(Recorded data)
————————

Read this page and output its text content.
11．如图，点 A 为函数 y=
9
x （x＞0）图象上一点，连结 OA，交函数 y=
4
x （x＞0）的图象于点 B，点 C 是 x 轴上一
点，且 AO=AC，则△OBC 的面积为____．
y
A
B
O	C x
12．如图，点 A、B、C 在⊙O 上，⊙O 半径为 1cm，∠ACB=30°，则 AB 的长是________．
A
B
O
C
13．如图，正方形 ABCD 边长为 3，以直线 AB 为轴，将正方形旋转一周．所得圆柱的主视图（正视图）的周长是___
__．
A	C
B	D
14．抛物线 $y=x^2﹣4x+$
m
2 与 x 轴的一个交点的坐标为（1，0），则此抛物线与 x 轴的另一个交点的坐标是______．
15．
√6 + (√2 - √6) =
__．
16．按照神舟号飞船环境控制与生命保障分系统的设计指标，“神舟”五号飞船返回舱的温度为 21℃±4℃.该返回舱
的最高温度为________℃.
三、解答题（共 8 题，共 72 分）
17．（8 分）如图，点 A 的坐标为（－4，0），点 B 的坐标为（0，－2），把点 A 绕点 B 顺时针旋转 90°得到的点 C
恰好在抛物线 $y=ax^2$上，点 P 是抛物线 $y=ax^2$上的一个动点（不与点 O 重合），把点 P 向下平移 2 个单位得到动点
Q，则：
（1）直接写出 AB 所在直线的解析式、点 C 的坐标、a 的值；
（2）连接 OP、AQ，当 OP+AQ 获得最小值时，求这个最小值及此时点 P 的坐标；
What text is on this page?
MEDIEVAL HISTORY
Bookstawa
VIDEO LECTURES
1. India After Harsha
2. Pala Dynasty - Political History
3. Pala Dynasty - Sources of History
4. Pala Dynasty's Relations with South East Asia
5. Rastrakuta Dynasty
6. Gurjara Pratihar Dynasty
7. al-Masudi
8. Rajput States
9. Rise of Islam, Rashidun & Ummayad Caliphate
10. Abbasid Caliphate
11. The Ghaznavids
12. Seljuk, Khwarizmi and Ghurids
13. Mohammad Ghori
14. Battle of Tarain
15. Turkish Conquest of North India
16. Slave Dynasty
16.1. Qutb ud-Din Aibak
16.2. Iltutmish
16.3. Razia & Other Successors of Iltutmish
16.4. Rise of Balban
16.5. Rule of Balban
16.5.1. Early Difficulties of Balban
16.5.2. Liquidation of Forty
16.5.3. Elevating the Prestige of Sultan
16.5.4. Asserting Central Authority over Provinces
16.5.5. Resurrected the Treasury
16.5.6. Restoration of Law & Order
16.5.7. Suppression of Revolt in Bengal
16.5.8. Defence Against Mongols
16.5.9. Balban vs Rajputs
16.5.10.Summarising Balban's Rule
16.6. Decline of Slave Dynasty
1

————————

= Exercise prompt =
Quote only the lines from the line containing "What text is on this page?" through the end of the listing, please, keeping both the first and the last line.

= Exercise solution =
What text is on this page?
MEDIEVAL HISTORY
Bookstawa
VIDEO LECTURES
1. India After Harsha
2. Pala Dynasty - Political History
3. Pala Dynasty - Sources of History
4. Pala Dynasty's Relations with South East Asia
5. Rastrakuta Dynasty
6. Gurjara Pratihar Dynasty
7. al-Masudi
8. Rajput States
9. Rise of Islam, Rashidun & Ummayad Caliphate
10. Abbasid Caliphate
11. The Ghaznavids
12. Seljuk, Khwarizmi and Ghurids
13. Mohammad Ghori
14. Battle of Tarain
15. Turkish Conquest of North India
16. Slave Dynasty
16.1. Qutb ud-Din Aibak
16.2. Iltutmish
16.3. Razia & Other Successors of Iltutmish
16.4. Rise of Balban
16.5. Rule of Balban
16.5.1. Early Difficulties of Balban
16.5.2. Liquidation of Forty
16.5.3. Elevating the Prestige of Sultan
16.5.4. Asserting Central Authority over Provinces
16.5.5. Resurrected the Treasury
16.5.6. Restoration of Law & Order
16.5.7. Suppression of Revolt in Bengal
16.5.8. Defence Against Mongols
16.5.9. Balban vs Rajputs
16.5.10.Summarising Balban's Rule
16.6. Decline of Slave Dynasty
1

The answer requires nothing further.